_Given exercise_: Reproduce every entry exactly, without alteration.

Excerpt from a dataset

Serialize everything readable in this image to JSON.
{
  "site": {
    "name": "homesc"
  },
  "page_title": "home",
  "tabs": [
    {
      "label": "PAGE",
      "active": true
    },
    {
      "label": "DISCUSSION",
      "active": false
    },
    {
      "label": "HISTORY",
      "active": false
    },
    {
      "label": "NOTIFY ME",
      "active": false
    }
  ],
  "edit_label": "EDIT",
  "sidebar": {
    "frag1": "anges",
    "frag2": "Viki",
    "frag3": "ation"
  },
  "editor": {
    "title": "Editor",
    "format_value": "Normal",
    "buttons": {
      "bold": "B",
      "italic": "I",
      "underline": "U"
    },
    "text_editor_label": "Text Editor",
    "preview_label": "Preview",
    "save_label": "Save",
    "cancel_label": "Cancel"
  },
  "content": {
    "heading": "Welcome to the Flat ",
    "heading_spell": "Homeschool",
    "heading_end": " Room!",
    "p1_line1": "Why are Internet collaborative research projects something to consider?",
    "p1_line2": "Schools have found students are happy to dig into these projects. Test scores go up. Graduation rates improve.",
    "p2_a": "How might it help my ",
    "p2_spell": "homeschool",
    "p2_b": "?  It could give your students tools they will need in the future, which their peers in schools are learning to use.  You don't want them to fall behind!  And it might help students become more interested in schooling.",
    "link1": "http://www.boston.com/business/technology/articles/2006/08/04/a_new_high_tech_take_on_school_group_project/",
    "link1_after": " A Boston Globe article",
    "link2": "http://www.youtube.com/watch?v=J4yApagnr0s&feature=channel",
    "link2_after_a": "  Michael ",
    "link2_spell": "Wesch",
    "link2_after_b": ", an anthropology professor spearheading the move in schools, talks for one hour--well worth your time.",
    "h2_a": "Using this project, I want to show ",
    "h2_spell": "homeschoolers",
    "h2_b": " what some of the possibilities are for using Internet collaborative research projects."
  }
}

_Reply to the exercise_:
Serialize everything readable in this image to JSON.
{
  "site": {
    "name": "homesc"
  },
  "page_title": "home",
  "tabs": [
    {
      "label": "PAGE",
      "active": true
    },
    {
      "label": "DISCUSSION",
      "active": false
    },
    {
      "label": "HISTORY",
      "active": false
    },
    {
      "label": "NOTIFY ME",
      "active": false
    }
  ],
  "edit_label": "EDIT",
  "sidebar": {
    "frag1": "anges",
    "frag2": "Viki",
    "frag3": "ation"
  },
  "editor": {
    "title": "Editor",
    "format_value": "Normal",
    "buttons": {
      "bold": "B",
      "italic": "I",
      "underline": "U"
    },
    "text_editor_label": "Text Editor",
    "preview_label": "Preview",
    "save_label": "Save",
    "cancel_label": "Cancel"
  },
  "content": {
    "heading": "Welcome to the Flat ",
    "heading_spell": "Homeschool",
    "heading_end": " Room!",
    "p1_line1": "Why are Internet collaborative research projects something to consider?",
    "p1_line2": "Schools have found students are happy to dig into these projects. Test scores go up. Graduation rates improve.",
    "p2_a": "How might it help my ",
    "p2_spell": "homeschool",
    "p2_b": "?  It could give your students tools they will need in the future, which their peers in schools are learning to use.  You don't want them to fall behind!  And it might help students become more interested in schooling.",
    "link1": "http://www.boston.com/business/technology/articles/2006/08/04/a_new_high_tech_take_on_school_group_project/",
    "link1_after": " A Boston Globe article",
    "link2": "http://www.youtube.com/watch?v=J4yApagnr0s&feature=channel",
    "link2_after_a": "  Michael ",
    "link2_spell": "Wesch",
    "link2_after_b": ", an anthropology professor spearheading the move in schools, talks for one hour--well worth your time.",
    "h2_a": "Using this project, I want to show ",
    "h2_spell": "homeschoolers",
    "h2_b": " what some of the possibilities are for using Internet collaborative research projects."
  }
}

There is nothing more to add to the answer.